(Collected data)
>>>

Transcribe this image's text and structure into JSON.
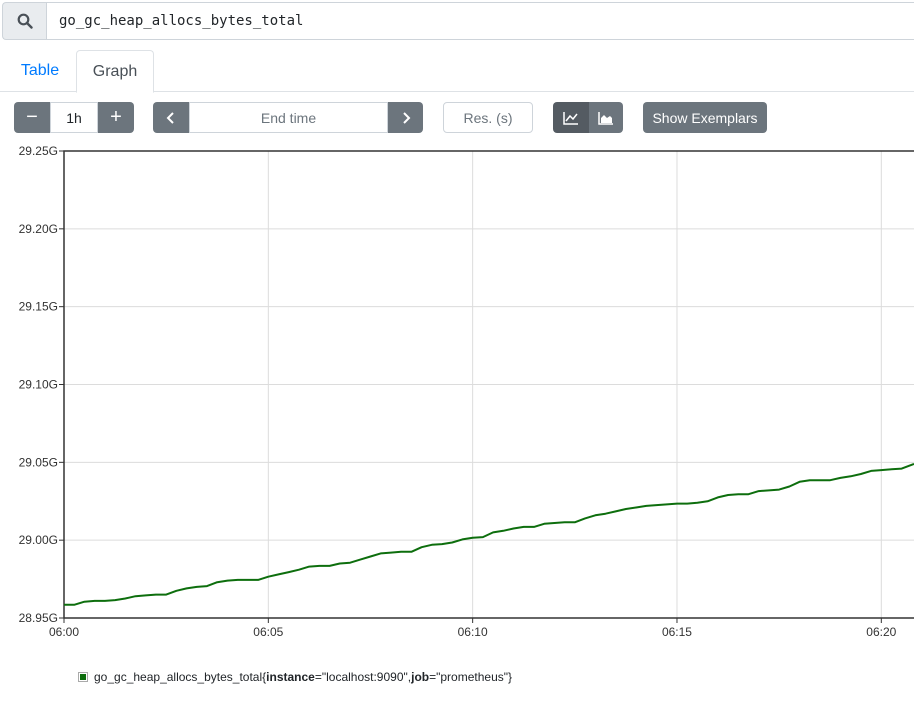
{
  "search": {
    "query": "go_gc_heap_allocs_bytes_total"
  },
  "tabs": [
    {
      "label": "Table"
    },
    {
      "label": "Graph"
    }
  ],
  "toolbar": {
    "range_minus": "−",
    "range_value": "1h",
    "range_plus": "+",
    "end_time_placeholder": "End time",
    "resolution_placeholder": "Res. (s)",
    "show_exemplars": "Show Exemplars"
  },
  "icons": {
    "search": "search-icon",
    "prev": "chevron-left-icon",
    "next": "chevron-right-icon",
    "line": "line-chart-icon",
    "stacked": "area-chart-icon"
  },
  "colors": {
    "series": "#0d6e0d",
    "button": "#6c757d",
    "active_button": "#545b62",
    "tab_active_text": "#007bff"
  },
  "legend": {
    "metric": "go_gc_heap_allocs_bytes_total",
    "labels_text": "{instance=\"localhost:9090\", job=\"prometheus\"}",
    "open": "{",
    "k1": "instance",
    "v1": "=\"localhost:9090\", ",
    "k2": "job",
    "v2": "=\"prometheus\"}"
  },
  "chart_data": {
    "type": "line",
    "grid": true,
    "x_ticks": [
      "06:00",
      "06:05",
      "06:10",
      "06:15",
      "06:20"
    ],
    "x_tick_minutes": [
      0,
      5,
      10,
      15,
      20
    ],
    "xlim_minutes": [
      0,
      20.8
    ],
    "y_ticks": [
      "29.25G",
      "29.20G",
      "29.15G",
      "29.10G",
      "29.05G",
      "29.00G",
      "28.95G"
    ],
    "y_tick_values": [
      29.25,
      29.2,
      29.15,
      29.1,
      29.05,
      29.0,
      28.95
    ],
    "ylim": [
      28.95,
      29.25
    ],
    "y_unit": "G",
    "series": [
      {
        "name": "go_gc_heap_allocs_bytes_total{instance=\"localhost:9090\", job=\"prometheus\"}",
        "x": [
          0,
          0.25,
          0.5,
          0.75,
          1,
          1.25,
          1.5,
          1.75,
          2,
          2.25,
          2.5,
          2.75,
          3,
          3.25,
          3.5,
          3.75,
          4,
          4.25,
          4.5,
          4.75,
          5,
          5.25,
          5.5,
          5.75,
          6,
          6.25,
          6.5,
          6.75,
          7,
          7.25,
          7.5,
          7.75,
          8,
          8.25,
          8.5,
          8.75,
          9,
          9.25,
          9.5,
          9.75,
          10,
          10.25,
          10.5,
          10.75,
          11,
          11.25,
          11.5,
          11.75,
          12,
          12.25,
          12.5,
          12.75,
          13,
          13.25,
          13.5,
          13.75,
          14,
          14.25,
          14.5,
          14.75,
          15,
          15.25,
          15.5,
          15.75,
          16,
          16.25,
          16.5,
          16.75,
          17,
          17.25,
          17.5,
          17.75,
          18,
          18.25,
          18.5,
          18.75,
          19,
          19.25,
          19.5,
          19.75,
          20,
          20.25,
          20.5,
          20.8
        ],
        "values": [
          28.9585,
          28.9585,
          28.9605,
          28.961,
          28.961,
          28.9615,
          28.9625,
          28.964,
          28.9645,
          28.965,
          28.965,
          28.9675,
          28.969,
          28.97,
          28.9705,
          28.973,
          28.974,
          28.9745,
          28.9745,
          28.9745,
          28.9765,
          28.978,
          28.9795,
          28.981,
          28.983,
          28.9835,
          28.9835,
          28.985,
          28.9855,
          28.9875,
          28.9895,
          28.9915,
          28.992,
          28.9925,
          28.9925,
          28.9955,
          28.997,
          28.9975,
          28.9985,
          29.0005,
          29.0015,
          29.002,
          29.005,
          29.006,
          29.0075,
          29.0085,
          29.0085,
          29.0105,
          29.011,
          29.0115,
          29.0115,
          29.014,
          29.016,
          29.017,
          29.0185,
          29.02,
          29.021,
          29.022,
          29.0225,
          29.023,
          29.0235,
          29.0235,
          29.024,
          29.025,
          29.0275,
          29.029,
          29.0295,
          29.0295,
          29.0315,
          29.032,
          29.0325,
          29.0345,
          29.0375,
          29.0385,
          29.0385,
          29.0385,
          29.04,
          29.041,
          29.0425,
          29.0445,
          29.045,
          29.0455,
          29.046,
          29.049
        ]
      }
    ]
  }
}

<<<

* TO DO: Give the data above again in full and unchanged, skipping the pictures.

* ANSWER FOR THE TASK:
Transcribe this image's text and structure into JSON.
{
  "search": {
    "query": "go_gc_heap_allocs_bytes_total"
  },
  "tabs": [
    {
      "label": "Table"
    },
    {
      "label": "Graph"
    }
  ],
  "toolbar": {
    "range_minus": "−",
    "range_value": "1h",
    "range_plus": "+",
    "end_time_placeholder": "End time",
    "resolution_placeholder": "Res. (s)",
    "show_exemplars": "Show Exemplars"
  },
  "icons": {
    "search": "search-icon",
    "prev": "chevron-left-icon",
    "next": "chevron-right-icon",
    "line": "line-chart-icon",
    "stacked": "area-chart-icon"
  },
  "colors": {
    "series": "#0d6e0d",
    "button": "#6c757d",
    "active_button": "#545b62",
    "tab_active_text": "#007bff"
  },
  "legend": {
    "metric": "go_gc_heap_allocs_bytes_total",
    "labels_text": "{instance=\"localhost:9090\", job=\"prometheus\"}",
    "open": "{",
    "k1": "instance",
    "v1": "=\"localhost:9090\", ",
    "k2": "job",
    "v2": "=\"prometheus\"}"
  },
  "chart_data": {
    "type": "line",
    "grid": true,
    "x_ticks": [
      "06:00",
      "06:05",
      "06:10",
      "06:15",
      "06:20"
    ],
    "x_tick_minutes": [
      0,
      5,
      10,
      15,
      20
    ],
    "xlim_minutes": [
      0,
      20.8
    ],
    "y_ticks": [
      "29.25G",
      "29.20G",
      "29.15G",
      "29.10G",
      "29.05G",
      "29.00G",
      "28.95G"
    ],
    "y_tick_values": [
      29.25,
      29.2,
      29.15,
      29.1,
      29.05,
      29.0,
      28.95
    ],
    "ylim": [
      28.95,
      29.25
    ],
    "y_unit": "G",
    "series": [
      {
        "name": "go_gc_heap_allocs_bytes_total{instance=\"localhost:9090\", job=\"prometheus\"}",
        "x": [
          0,
          0.25,
          0.5,
          0.75,
          1,
          1.25,
          1.5,
          1.75,
          2,
          2.25,
          2.5,
          2.75,
          3,
          3.25,
          3.5,
          3.75,
          4,
          4.25,
          4.5,
          4.75,
          5,
          5.25,
          5.5,
          5.75,
          6,
          6.25,
          6.5,
          6.75,
          7,
          7.25,
          7.5,
          7.75,
          8,
          8.25,
          8.5,
          8.75,
          9,
          9.25,
          9.5,
          9.75,
          10,
          10.25,
          10.5,
          10.75,
          11,
          11.25,
          11.5,
          11.75,
          12,
          12.25,
          12.5,
          12.75,
          13,
          13.25,
          13.5,
          13.75,
          14,
          14.25,
          14.5,
          14.75,
          15,
          15.25,
          15.5,
          15.75,
          16,
          16.25,
          16.5,
          16.75,
          17,
          17.25,
          17.5,
          17.75,
          18,
          18.25,
          18.5,
          18.75,
          19,
          19.25,
          19.5,
          19.75,
          20,
          20.25,
          20.5,
          20.8
        ],
        "values": [
          28.9585,
          28.9585,
          28.9605,
          28.961,
          28.961,
          28.9615,
          28.9625,
          28.964,
          28.9645,
          28.965,
          28.965,
          28.9675,
          28.969,
          28.97,
          28.9705,
          28.973,
          28.974,
          28.9745,
          28.9745,
          28.9745,
          28.9765,
          28.978,
          28.9795,
          28.981,
          28.983,
          28.9835,
          28.9835,
          28.985,
          28.9855,
          28.9875,
          28.9895,
          28.9915,
          28.992,
          28.9925,
          28.9925,
          28.9955,
          28.997,
          28.9975,
          28.9985,
          29.0005,
          29.0015,
          29.002,
          29.005,
          29.006,
          29.0075,
          29.0085,
          29.0085,
          29.0105,
          29.011,
          29.0115,
          29.0115,
          29.014,
          29.016,
          29.017,
          29.0185,
          29.02,
          29.021,
          29.022,
          29.0225,
          29.023,
          29.0235,
          29.0235,
          29.024,
          29.025,
          29.0275,
          29.029,
          29.0295,
          29.0295,
          29.0315,
          29.032,
          29.0325,
          29.0345,
          29.0375,
          29.0385,
          29.0385,
          29.0385,
          29.04,
          29.041,
          29.0425,
          29.0445,
          29.045,
          29.0455,
          29.046,
          29.049
        ]
      }
    ]
  }
}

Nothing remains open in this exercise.